→ Problem to work on
Scan the records below. List lines holding "Bister".
╭─ Stored data
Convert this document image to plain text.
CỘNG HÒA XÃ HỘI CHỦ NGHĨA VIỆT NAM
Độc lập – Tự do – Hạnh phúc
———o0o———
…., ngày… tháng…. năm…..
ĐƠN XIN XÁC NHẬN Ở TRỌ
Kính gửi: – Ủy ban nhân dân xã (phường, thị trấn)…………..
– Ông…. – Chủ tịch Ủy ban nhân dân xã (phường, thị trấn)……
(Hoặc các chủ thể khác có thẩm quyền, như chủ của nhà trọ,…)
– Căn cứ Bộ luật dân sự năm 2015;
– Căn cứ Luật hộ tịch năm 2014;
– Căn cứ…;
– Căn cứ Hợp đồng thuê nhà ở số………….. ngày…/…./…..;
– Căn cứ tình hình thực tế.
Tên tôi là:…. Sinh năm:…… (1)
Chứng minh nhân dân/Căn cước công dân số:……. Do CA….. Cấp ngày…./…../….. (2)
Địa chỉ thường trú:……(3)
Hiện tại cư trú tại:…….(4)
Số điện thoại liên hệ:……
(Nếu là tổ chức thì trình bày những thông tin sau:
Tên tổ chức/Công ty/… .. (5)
╰─
╭─ Stored data
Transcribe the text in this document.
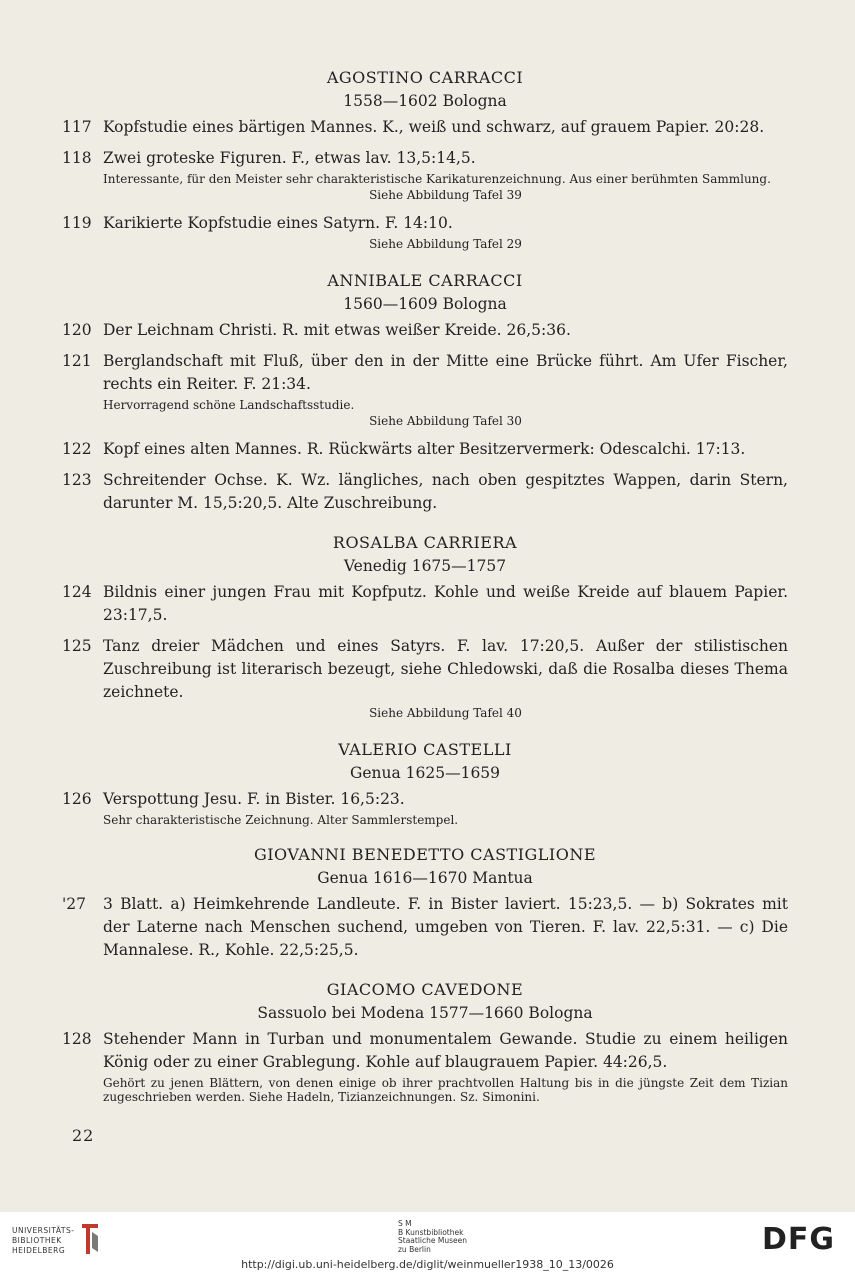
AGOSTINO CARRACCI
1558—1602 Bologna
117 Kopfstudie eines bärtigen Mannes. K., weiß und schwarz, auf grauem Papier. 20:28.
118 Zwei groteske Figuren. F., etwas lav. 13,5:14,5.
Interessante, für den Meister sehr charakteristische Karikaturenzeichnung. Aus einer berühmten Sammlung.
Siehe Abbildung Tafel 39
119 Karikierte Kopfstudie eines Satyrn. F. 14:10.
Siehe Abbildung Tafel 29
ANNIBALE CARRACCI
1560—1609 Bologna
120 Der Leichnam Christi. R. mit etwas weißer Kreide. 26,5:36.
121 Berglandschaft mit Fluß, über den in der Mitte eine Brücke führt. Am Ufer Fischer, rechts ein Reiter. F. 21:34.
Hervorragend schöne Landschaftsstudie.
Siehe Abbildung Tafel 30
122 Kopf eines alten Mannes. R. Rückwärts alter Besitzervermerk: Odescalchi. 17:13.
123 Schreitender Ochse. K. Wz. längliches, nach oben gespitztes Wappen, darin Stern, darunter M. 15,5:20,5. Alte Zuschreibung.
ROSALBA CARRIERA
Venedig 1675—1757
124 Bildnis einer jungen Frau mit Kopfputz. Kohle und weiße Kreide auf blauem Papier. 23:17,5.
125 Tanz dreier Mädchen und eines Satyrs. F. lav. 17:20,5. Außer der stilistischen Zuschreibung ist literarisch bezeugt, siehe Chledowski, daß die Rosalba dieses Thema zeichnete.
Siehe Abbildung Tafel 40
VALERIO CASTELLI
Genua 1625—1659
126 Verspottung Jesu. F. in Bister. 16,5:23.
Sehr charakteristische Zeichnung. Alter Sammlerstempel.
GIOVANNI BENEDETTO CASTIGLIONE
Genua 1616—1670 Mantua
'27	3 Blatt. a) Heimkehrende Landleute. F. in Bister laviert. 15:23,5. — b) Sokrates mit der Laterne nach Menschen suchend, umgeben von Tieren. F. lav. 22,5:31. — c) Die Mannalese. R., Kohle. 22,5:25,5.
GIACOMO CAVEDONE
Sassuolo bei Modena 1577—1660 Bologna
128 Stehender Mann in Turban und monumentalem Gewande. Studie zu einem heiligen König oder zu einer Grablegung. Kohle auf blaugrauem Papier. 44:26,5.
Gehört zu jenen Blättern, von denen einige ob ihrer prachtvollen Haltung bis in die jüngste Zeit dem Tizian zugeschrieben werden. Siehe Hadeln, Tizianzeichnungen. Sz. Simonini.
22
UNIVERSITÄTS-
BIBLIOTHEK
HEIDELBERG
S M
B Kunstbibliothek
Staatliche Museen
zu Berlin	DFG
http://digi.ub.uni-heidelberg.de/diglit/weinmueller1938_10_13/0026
╰─
→ Exercise answer
126 Verspottung Jesu. F. in Bister. 16,5:23.
'27	3 Blatt. a) Heimkehrende Landleute. F. in Bister laviert. 15:23,5. — b) Sokrates mit der Laterne nach Menschen suchend, umgeben von Tieren. F. lav. 22,5:31. — c) Die Mannalese. R., Kohle. 22,5:25,5.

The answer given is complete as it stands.